# start of Extracted records
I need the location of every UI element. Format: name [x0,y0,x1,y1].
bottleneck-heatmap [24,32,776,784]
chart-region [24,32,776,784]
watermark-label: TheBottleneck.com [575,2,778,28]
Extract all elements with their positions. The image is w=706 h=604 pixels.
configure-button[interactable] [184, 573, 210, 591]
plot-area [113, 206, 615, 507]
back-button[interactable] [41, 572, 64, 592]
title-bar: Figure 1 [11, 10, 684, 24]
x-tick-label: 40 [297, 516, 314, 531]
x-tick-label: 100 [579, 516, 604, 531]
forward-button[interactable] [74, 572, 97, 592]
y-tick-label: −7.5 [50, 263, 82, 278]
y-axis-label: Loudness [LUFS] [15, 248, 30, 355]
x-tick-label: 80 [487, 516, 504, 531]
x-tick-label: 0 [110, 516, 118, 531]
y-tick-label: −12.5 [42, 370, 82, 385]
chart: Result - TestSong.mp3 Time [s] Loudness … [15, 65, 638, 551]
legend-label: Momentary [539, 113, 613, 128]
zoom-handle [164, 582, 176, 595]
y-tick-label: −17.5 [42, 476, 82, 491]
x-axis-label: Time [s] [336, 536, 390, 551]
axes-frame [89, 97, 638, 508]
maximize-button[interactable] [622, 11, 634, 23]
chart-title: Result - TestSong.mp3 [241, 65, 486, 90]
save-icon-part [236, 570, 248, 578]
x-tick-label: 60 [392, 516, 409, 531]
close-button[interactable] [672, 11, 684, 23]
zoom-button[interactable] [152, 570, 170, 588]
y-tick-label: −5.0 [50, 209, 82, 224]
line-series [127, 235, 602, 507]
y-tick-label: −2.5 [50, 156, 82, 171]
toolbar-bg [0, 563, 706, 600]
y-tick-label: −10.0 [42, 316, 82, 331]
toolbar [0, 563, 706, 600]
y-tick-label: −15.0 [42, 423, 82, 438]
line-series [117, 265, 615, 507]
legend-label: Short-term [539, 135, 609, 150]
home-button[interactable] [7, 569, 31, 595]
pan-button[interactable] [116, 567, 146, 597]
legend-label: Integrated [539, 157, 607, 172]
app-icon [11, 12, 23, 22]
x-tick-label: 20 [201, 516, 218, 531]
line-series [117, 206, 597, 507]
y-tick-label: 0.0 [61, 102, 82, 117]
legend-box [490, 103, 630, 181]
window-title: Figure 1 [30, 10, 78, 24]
# end of Extracted records
## [Exercise instructions]
Print every row above again, word for word, keeping each one unchanged and in its original order.

## [Output for this exercise]
I need the location of every UI element. Format: name [x0,y0,x1,y1].
bottleneck-heatmap [24,32,776,784]
chart-region [24,32,776,784]
watermark-label: TheBottleneck.com [575,2,778,28]
Extract all elements with their positions. The image is w=706 h=604 pixels.
configure-button[interactable] [184, 573, 210, 591]
plot-area [113, 206, 615, 507]
back-button[interactable] [41, 572, 64, 592]
title-bar: Figure 1 [11, 10, 684, 24]
x-tick-label: 40 [297, 516, 314, 531]
x-tick-label: 100 [579, 516, 604, 531]
forward-button[interactable] [74, 572, 97, 592]
y-tick-label: −7.5 [50, 263, 82, 278]
y-axis-label: Loudness [LUFS] [15, 248, 30, 355]
x-tick-label: 80 [487, 516, 504, 531]
x-tick-label: 0 [110, 516, 118, 531]
y-tick-label: −12.5 [42, 370, 82, 385]
chart: Result - TestSong.mp3 Time [s] Loudness … [15, 65, 638, 551]
legend-label: Momentary [539, 113, 613, 128]
zoom-handle [164, 582, 176, 595]
y-tick-label: −17.5 [42, 476, 82, 491]
x-axis-label: Time [s] [336, 536, 390, 551]
axes-frame [89, 97, 638, 508]
maximize-button[interactable] [622, 11, 634, 23]
chart-title: Result - TestSong.mp3 [241, 65, 486, 90]
save-icon-part [236, 570, 248, 578]
x-tick-label: 60 [392, 516, 409, 531]
close-button[interactable] [672, 11, 684, 23]
zoom-button[interactable] [152, 570, 170, 588]
y-tick-label: −5.0 [50, 209, 82, 224]
line-series [127, 235, 602, 507]
y-tick-label: −2.5 [50, 156, 82, 171]
toolbar-bg [0, 563, 706, 600]
y-tick-label: −10.0 [42, 316, 82, 331]
toolbar [0, 563, 706, 600]
y-tick-label: −15.0 [42, 423, 82, 438]
line-series [117, 265, 615, 507]
legend-label: Short-term [539, 135, 609, 150]
home-button[interactable] [7, 569, 31, 595]
pan-button[interactable] [116, 567, 146, 597]
legend-label: Integrated [539, 157, 607, 172]
app-icon [11, 12, 23, 22]
x-tick-label: 20 [201, 516, 218, 531]
line-series [117, 206, 597, 507]
y-tick-label: 0.0 [61, 102, 82, 117]
legend-box [490, 103, 630, 181]
window-title: Figure 1 [30, 10, 78, 24]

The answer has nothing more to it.